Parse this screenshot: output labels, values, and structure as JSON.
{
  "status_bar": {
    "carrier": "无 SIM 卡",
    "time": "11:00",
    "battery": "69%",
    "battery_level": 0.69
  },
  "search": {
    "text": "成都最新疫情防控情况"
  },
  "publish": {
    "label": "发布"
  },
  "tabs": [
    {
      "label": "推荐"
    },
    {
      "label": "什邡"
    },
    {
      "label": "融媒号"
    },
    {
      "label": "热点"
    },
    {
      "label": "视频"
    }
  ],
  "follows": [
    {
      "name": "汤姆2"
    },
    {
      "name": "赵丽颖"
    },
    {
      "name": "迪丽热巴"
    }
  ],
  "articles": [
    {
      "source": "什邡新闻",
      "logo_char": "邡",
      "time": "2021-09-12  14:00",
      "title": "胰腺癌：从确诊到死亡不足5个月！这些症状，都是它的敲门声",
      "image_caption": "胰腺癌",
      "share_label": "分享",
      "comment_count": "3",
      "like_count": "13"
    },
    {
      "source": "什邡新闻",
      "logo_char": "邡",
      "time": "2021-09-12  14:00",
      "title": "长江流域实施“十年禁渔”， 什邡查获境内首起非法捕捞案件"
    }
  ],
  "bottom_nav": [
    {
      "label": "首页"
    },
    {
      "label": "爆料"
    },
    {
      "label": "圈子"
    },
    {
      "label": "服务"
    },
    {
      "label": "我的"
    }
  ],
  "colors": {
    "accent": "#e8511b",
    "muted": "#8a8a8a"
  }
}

- - - - - - -

Set down every record above exactly as given.

Parse this screenshot: output labels, values, and structure as JSON.
{
  "status_bar": {
    "carrier": "无 SIM 卡",
    "time": "11:00",
    "battery": "69%",
    "battery_level": 0.69
  },
  "search": {
    "text": "成都最新疫情防控情况"
  },
  "publish": {
    "label": "发布"
  },
  "tabs": [
    {
      "label": "推荐"
    },
    {
      "label": "什邡"
    },
    {
      "label": "融媒号"
    },
    {
      "label": "热点"
    },
    {
      "label": "视频"
    }
  ],
  "follows": [
    {
      "name": "汤姆2"
    },
    {
      "name": "赵丽颖"
    },
    {
      "name": "迪丽热巴"
    }
  ],
  "articles": [
    {
      "source": "什邡新闻",
      "logo_char": "邡",
      "time": "2021-09-12  14:00",
      "title": "胰腺癌：从确诊到死亡不足5个月！这些症状，都是它的敲门声",
      "image_caption": "胰腺癌",
      "share_label": "分享",
      "comment_count": "3",
      "like_count": "13"
    },
    {
      "source": "什邡新闻",
      "logo_char": "邡",
      "time": "2021-09-12  14:00",
      "title": "长江流域实施“十年禁渔”， 什邡查获境内首起非法捕捞案件"
    }
  ],
  "bottom_nav": [
    {
      "label": "首页"
    },
    {
      "label": "爆料"
    },
    {
      "label": "圈子"
    },
    {
      "label": "服务"
    },
    {
      "label": "我的"
    }
  ],
  "colors": {
    "accent": "#e8511b",
    "muted": "#8a8a8a"
  }
}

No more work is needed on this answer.